Records from a data collection:
************
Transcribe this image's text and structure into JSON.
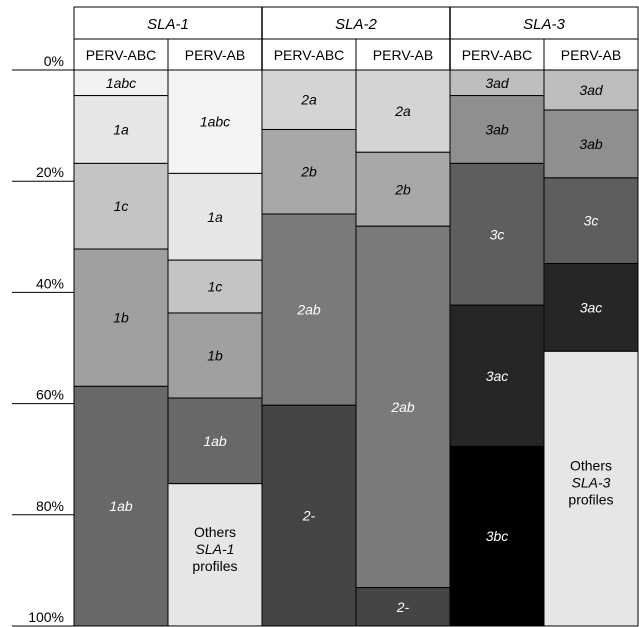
{
  "chart_data": {
    "type": "bar",
    "stacked": true,
    "orientation": "vertical",
    "y_ticks": [
      "0%",
      "20%",
      "40%",
      "60%",
      "80%",
      "100%"
    ],
    "ylim": [
      0,
      100
    ],
    "groups": [
      {
        "name": "SLA-1",
        "columns": [
          {
            "name": "PERV-ABC",
            "segments": [
              {
                "label": "1abc",
                "value": 4.6,
                "color": "#f2f2f2"
              },
              {
                "label": "1a",
                "value": 12.2,
                "color": "#e6e6e6"
              },
              {
                "label": "1c",
                "value": 15.4,
                "color": "#c4c4c4"
              },
              {
                "label": "1b",
                "value": 24.7,
                "color": "#a0a0a0"
              },
              {
                "label": "1ab",
                "value": 43.1,
                "color": "#686868"
              }
            ]
          },
          {
            "name": "PERV-AB",
            "segments": [
              {
                "label": "1abc",
                "value": 18.6,
                "color": "#f4f4f4"
              },
              {
                "label": "1a",
                "value": 15.6,
                "color": "#e6e6e6"
              },
              {
                "label": "1c",
                "value": 9.5,
                "color": "#c4c4c4"
              },
              {
                "label": "1b",
                "value": 15.3,
                "color": "#a0a0a0"
              },
              {
                "label": "1ab",
                "value": 15.4,
                "color": "#686868"
              },
              {
                "label": "Others SLA-1 profiles",
                "value": 25.6,
                "color": "#e6e6e6"
              }
            ]
          }
        ]
      },
      {
        "name": "SLA-2",
        "columns": [
          {
            "name": "PERV-ABC",
            "segments": [
              {
                "label": "2a",
                "value": 10.7,
                "color": "#d4d4d4"
              },
              {
                "label": "2b",
                "value": 15.2,
                "color": "#a8a8a8"
              },
              {
                "label": "2ab",
                "value": 34.4,
                "color": "#7a7a7a"
              },
              {
                "label": "2-",
                "value": 39.7,
                "color": "#454545"
              }
            ]
          },
          {
            "name": "PERV-AB",
            "segments": [
              {
                "label": "2a",
                "value": 14.8,
                "color": "#d4d4d4"
              },
              {
                "label": "2b",
                "value": 13.3,
                "color": "#a8a8a8"
              },
              {
                "label": "2ab",
                "value": 65.0,
                "color": "#7a7a7a"
              },
              {
                "label": "2-",
                "value": 6.9,
                "color": "#454545"
              }
            ]
          }
        ]
      },
      {
        "name": "SLA-3",
        "columns": [
          {
            "name": "PERV-ABC",
            "segments": [
              {
                "label": "3ad",
                "value": 4.6,
                "color": "#bdbdbd"
              },
              {
                "label": "3ab",
                "value": 12.2,
                "color": "#8f8f8f"
              },
              {
                "label": "3c",
                "value": 25.5,
                "color": "#5e5e5e"
              },
              {
                "label": "3ac",
                "value": 25.4,
                "color": "#262626"
              },
              {
                "label": "3bc",
                "value": 32.3,
                "color": "#000000"
              }
            ]
          },
          {
            "name": "PERV-AB",
            "segments": [
              {
                "label": "3ad",
                "value": 7.2,
                "color": "#bdbdbd"
              },
              {
                "label": "3ab",
                "value": 12.2,
                "color": "#8f8f8f"
              },
              {
                "label": "3c",
                "value": 15.4,
                "color": "#5e5e5e"
              },
              {
                "label": "3ac",
                "value": 15.8,
                "color": "#262626"
              },
              {
                "label": "Others SLA-3 profiles",
                "value": 49.4,
                "color": "#e6e6e6"
              }
            ]
          }
        ]
      }
    ]
  }
}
************
SET PROBLEM:
Say, as a bare number, how many lines in the entries above include the string "Others".

WRITTEN RESPONSE:
2